#### [AIM]
Word for word, restate every line of the listing that follows.

Dataset rows about figures
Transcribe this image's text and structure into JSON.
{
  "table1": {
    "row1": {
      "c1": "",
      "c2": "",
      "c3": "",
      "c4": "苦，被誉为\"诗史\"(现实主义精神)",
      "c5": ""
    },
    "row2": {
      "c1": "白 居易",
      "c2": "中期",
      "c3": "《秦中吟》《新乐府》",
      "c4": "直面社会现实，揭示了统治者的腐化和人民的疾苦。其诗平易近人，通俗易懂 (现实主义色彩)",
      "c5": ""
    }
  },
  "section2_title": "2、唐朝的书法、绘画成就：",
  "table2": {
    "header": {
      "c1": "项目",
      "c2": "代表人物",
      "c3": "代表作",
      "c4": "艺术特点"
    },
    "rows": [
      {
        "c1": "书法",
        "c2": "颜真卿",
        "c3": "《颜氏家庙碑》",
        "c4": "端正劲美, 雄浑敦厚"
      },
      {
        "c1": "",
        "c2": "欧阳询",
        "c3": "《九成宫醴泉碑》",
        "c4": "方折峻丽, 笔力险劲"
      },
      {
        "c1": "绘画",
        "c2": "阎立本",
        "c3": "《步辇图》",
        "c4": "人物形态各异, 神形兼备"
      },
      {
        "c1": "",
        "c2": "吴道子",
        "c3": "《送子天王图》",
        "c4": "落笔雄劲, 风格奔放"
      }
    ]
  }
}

#### [OUTPUT FOR THIS EXERCISE]
Transcribe this image's text and structure into JSON.
{
  "table1": {
    "row1": {
      "c1": "",
      "c2": "",
      "c3": "",
      "c4": "苦，被誉为\"诗史\"(现实主义精神)",
      "c5": ""
    },
    "row2": {
      "c1": "白 居易",
      "c2": "中期",
      "c3": "《秦中吟》《新乐府》",
      "c4": "直面社会现实，揭示了统治者的腐化和人民的疾苦。其诗平易近人，通俗易懂 (现实主义色彩)",
      "c5": ""
    }
  },
  "section2_title": "2、唐朝的书法、绘画成就：",
  "table2": {
    "header": {
      "c1": "项目",
      "c2": "代表人物",
      "c3": "代表作",
      "c4": "艺术特点"
    },
    "rows": [
      {
        "c1": "书法",
        "c2": "颜真卿",
        "c3": "《颜氏家庙碑》",
        "c4": "端正劲美, 雄浑敦厚"
      },
      {
        "c1": "",
        "c2": "欧阳询",
        "c3": "《九成宫醴泉碑》",
        "c4": "方折峻丽, 笔力险劲"
      },
      {
        "c1": "绘画",
        "c2": "阎立本",
        "c3": "《步辇图》",
        "c4": "人物形态各异, 神形兼备"
      },
      {
        "c1": "",
        "c2": "吴道子",
        "c3": "《送子天王图》",
        "c4": "落笔雄劲, 风格奔放"
      }
    ]
  }
}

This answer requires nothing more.